[Dataset entries]
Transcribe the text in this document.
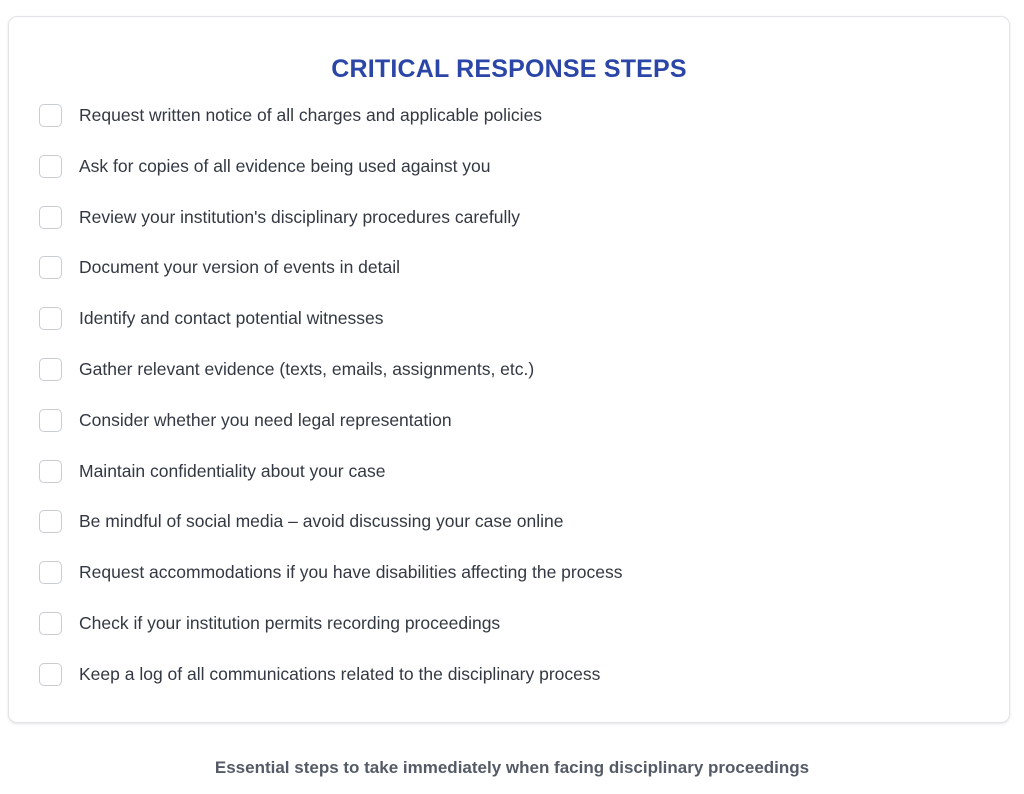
CRITICAL RESPONSE STEPS
Request written notice of all charges and applicable policies
Ask for copies of all evidence being used against you
Review your institution's disciplinary procedures carefully
Document your version of events in detail
Identify and contact potential witnesses
Gather relevant evidence (texts, emails, assignments, etc.)
Consider whether you need legal representation
Maintain confidentiality about your case
Be mindful of social media – avoid discussing your case online
Request accommodations if you have disabilities affecting the process
Check if your institution permits recording proceedings
Keep a log of all communications related to the disciplinary process

Essential steps to take immediately when facing disciplinary proceedings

Instruction: Look through the entries and return every line where "Request" appears.

Solution to this problem:
Request written notice of all charges and applicable policies
Request accommodations if you have disabilities affecting the process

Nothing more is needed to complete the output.